• Task details
Locate the lines of the listing below that hold "icon", then copy each of them.

• Rows
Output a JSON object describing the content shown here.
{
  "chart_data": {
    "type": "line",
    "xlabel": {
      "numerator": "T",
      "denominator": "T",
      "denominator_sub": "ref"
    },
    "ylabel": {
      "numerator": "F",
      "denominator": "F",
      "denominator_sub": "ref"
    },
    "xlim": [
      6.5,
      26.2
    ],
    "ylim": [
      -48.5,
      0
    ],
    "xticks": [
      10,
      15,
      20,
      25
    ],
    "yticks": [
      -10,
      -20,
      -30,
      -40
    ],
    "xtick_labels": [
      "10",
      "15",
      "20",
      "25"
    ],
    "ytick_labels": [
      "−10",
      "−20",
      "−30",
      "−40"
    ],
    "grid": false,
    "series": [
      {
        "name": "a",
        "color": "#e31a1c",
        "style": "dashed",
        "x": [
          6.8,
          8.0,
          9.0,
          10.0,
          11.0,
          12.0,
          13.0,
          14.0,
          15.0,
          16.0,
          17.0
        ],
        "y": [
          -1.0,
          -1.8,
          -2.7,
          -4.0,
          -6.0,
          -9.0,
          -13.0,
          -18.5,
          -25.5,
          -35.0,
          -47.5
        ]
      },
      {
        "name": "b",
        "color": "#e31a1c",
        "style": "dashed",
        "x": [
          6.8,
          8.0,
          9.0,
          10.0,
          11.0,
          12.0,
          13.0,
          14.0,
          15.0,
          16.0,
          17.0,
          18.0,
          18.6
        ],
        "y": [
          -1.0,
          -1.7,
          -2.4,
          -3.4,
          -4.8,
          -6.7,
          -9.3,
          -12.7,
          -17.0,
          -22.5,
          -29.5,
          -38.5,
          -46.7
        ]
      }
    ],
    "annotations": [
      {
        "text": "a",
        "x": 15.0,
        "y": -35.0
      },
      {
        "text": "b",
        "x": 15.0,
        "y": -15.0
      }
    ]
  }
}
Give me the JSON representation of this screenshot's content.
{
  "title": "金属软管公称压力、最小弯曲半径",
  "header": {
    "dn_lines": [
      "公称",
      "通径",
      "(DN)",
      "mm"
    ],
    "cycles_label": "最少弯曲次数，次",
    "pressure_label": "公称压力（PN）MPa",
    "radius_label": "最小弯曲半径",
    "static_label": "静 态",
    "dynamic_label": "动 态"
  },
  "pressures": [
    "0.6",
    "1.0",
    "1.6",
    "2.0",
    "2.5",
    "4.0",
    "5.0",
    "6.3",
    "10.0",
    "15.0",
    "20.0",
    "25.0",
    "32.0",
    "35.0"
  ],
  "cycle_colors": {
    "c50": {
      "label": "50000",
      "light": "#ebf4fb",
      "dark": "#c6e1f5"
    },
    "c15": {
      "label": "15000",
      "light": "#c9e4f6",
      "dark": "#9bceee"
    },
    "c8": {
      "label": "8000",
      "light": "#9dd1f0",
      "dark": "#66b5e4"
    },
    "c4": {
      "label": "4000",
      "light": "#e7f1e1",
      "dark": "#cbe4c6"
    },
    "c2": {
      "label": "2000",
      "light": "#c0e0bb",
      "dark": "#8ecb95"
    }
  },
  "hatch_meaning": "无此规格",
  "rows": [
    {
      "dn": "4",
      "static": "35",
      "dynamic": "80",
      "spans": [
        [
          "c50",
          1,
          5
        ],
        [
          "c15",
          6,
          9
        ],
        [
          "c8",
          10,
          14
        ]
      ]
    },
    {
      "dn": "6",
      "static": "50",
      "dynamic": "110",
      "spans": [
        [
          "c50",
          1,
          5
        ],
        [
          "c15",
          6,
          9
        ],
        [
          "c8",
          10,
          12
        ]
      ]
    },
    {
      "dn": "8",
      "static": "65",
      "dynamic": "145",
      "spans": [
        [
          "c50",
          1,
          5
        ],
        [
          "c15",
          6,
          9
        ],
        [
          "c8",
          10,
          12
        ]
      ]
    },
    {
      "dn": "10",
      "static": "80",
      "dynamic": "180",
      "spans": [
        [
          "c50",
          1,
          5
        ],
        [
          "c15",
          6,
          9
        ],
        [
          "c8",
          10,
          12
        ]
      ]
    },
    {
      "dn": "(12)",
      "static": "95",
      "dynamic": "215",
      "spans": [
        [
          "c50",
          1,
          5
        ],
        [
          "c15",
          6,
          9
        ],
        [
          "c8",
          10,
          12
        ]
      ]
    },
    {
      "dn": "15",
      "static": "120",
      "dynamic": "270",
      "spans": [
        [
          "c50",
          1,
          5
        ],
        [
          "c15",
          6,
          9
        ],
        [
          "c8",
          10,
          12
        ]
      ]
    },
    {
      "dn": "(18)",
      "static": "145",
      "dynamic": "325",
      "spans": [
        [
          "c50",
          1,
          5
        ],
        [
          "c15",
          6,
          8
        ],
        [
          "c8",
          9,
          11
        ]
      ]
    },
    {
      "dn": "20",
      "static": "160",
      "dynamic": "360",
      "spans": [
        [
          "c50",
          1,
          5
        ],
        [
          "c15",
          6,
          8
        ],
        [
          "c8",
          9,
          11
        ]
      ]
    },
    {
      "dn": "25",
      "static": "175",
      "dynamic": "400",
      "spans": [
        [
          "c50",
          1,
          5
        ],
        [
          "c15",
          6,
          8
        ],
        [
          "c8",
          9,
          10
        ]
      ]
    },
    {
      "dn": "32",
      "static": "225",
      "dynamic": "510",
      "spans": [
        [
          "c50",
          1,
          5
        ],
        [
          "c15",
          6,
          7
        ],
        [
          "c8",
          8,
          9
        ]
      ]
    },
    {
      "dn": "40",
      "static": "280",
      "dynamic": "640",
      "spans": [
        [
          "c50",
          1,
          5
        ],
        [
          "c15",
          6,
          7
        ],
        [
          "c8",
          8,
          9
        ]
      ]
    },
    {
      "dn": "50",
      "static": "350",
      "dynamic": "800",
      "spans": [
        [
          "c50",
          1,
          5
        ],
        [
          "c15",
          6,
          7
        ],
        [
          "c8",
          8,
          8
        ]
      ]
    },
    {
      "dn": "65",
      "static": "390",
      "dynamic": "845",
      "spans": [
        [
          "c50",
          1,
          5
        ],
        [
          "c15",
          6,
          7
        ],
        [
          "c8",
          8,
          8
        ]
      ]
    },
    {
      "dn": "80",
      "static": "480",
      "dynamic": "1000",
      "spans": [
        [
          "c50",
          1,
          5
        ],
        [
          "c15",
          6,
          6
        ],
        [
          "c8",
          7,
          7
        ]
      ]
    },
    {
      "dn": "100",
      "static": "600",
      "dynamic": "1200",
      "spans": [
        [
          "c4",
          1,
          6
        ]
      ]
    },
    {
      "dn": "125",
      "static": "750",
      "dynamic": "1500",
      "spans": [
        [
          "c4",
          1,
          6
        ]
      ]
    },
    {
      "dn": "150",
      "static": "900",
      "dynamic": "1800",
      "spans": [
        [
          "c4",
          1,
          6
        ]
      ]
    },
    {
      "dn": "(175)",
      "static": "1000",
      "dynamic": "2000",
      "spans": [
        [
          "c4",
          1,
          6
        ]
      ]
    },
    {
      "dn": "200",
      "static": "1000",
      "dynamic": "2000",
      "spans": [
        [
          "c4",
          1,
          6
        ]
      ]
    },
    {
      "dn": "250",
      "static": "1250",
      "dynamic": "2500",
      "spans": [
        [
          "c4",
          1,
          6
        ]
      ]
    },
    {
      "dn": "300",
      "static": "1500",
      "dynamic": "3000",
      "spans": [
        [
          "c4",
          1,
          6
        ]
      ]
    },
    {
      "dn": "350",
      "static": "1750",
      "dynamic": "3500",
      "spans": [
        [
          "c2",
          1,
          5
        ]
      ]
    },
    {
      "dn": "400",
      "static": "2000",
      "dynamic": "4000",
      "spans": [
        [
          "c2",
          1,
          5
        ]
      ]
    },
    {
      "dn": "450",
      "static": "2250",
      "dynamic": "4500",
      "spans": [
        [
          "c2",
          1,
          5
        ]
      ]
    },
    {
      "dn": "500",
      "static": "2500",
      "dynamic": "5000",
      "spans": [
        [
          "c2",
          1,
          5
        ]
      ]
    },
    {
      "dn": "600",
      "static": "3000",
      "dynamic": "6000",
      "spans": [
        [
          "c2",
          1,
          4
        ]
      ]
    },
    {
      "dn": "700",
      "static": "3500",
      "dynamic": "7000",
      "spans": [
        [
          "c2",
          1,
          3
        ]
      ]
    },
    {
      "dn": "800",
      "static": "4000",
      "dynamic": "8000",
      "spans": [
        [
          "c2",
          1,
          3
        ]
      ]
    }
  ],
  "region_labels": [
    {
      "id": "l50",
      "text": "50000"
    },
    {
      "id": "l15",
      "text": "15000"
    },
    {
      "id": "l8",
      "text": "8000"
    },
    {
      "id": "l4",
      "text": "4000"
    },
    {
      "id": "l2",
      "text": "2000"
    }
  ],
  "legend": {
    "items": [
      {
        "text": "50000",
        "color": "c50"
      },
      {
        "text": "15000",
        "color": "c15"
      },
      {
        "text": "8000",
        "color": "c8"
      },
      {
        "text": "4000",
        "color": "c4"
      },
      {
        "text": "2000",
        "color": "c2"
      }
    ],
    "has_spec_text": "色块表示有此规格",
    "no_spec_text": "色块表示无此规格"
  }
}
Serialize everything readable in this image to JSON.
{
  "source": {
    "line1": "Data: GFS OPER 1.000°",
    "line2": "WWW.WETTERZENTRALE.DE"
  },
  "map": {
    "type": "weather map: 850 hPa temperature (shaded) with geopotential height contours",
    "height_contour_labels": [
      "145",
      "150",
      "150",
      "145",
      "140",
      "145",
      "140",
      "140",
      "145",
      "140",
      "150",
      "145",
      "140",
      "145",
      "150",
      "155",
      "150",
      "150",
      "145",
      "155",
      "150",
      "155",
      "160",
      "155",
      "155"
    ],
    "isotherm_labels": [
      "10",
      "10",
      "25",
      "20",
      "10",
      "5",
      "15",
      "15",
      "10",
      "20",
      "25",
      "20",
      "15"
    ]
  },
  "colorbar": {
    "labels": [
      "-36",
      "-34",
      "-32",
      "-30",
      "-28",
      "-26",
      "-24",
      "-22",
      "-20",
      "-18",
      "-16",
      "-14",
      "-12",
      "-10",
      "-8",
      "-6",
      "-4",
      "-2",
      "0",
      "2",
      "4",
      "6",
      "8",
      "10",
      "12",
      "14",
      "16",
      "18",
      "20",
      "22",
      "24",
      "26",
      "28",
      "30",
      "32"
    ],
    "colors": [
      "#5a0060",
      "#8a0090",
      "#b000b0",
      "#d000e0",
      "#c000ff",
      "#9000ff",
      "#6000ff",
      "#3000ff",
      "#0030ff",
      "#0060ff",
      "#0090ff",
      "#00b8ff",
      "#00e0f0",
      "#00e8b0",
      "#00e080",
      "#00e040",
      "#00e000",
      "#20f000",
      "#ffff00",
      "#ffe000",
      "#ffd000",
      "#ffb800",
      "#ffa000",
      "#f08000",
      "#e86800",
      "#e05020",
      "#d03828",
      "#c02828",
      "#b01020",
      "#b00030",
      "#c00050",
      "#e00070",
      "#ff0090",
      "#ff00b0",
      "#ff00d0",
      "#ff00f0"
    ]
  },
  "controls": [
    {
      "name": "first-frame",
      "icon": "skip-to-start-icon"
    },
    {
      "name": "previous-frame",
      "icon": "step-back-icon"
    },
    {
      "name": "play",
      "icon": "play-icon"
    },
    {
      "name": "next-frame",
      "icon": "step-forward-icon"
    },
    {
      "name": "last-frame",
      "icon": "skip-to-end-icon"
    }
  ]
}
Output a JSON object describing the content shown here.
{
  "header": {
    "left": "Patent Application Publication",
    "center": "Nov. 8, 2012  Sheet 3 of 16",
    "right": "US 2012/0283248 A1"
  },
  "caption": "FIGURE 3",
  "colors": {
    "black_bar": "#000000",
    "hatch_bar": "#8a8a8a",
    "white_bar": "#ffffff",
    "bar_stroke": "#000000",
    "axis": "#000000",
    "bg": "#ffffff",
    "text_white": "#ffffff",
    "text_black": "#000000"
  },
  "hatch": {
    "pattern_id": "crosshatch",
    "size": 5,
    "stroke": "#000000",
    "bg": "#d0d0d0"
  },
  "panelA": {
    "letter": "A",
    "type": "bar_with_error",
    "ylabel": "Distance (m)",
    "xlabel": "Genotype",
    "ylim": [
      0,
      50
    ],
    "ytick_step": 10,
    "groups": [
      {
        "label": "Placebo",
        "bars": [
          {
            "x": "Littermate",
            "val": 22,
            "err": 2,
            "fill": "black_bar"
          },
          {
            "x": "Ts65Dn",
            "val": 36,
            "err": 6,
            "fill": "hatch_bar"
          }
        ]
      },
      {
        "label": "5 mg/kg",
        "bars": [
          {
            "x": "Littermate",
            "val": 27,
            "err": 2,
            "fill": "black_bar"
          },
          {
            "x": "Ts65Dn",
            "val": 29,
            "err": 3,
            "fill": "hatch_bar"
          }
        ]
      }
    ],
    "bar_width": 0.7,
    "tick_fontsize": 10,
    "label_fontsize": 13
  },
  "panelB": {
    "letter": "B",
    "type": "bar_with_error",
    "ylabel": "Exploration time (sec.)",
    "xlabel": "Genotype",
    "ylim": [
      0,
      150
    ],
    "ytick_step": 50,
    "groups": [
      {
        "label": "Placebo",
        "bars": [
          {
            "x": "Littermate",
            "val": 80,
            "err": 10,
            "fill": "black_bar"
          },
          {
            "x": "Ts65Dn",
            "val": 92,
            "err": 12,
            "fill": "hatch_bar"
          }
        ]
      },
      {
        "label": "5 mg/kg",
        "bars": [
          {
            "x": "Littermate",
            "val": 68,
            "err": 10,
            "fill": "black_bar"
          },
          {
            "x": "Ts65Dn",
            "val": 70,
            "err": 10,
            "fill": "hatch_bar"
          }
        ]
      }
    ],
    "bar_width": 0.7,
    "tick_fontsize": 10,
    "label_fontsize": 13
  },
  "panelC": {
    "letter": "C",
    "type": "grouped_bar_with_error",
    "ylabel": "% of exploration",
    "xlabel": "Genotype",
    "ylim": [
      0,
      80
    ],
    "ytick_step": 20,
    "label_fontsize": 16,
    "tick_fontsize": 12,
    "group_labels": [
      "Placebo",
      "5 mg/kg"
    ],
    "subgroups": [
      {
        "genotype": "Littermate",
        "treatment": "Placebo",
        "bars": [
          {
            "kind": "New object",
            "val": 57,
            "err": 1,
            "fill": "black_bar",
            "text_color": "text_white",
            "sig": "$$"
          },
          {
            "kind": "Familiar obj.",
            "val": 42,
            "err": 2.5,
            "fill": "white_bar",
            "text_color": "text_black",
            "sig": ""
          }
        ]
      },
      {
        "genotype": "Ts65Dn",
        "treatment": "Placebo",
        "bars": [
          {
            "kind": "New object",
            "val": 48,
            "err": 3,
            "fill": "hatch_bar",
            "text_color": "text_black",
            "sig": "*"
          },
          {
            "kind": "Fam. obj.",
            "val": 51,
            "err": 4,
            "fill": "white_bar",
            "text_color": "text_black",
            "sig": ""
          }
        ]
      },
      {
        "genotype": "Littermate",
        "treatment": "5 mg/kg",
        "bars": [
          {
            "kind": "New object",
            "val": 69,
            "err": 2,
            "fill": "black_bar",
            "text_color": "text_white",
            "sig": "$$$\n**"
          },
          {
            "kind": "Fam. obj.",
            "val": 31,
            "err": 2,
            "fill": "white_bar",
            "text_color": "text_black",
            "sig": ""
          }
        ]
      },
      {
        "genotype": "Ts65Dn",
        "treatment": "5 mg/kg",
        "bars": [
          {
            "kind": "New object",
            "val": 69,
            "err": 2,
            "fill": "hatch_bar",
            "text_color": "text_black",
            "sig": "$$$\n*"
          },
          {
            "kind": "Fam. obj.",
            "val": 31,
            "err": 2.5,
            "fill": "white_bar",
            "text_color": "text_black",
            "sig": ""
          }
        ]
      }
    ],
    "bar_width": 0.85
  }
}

• The output
      "icon": "skip-to-start-icon"
      "icon": "step-back-icon"
      "icon": "play-icon"
      "icon": "step-forward-icon"
      "icon": "skip-to-end-icon"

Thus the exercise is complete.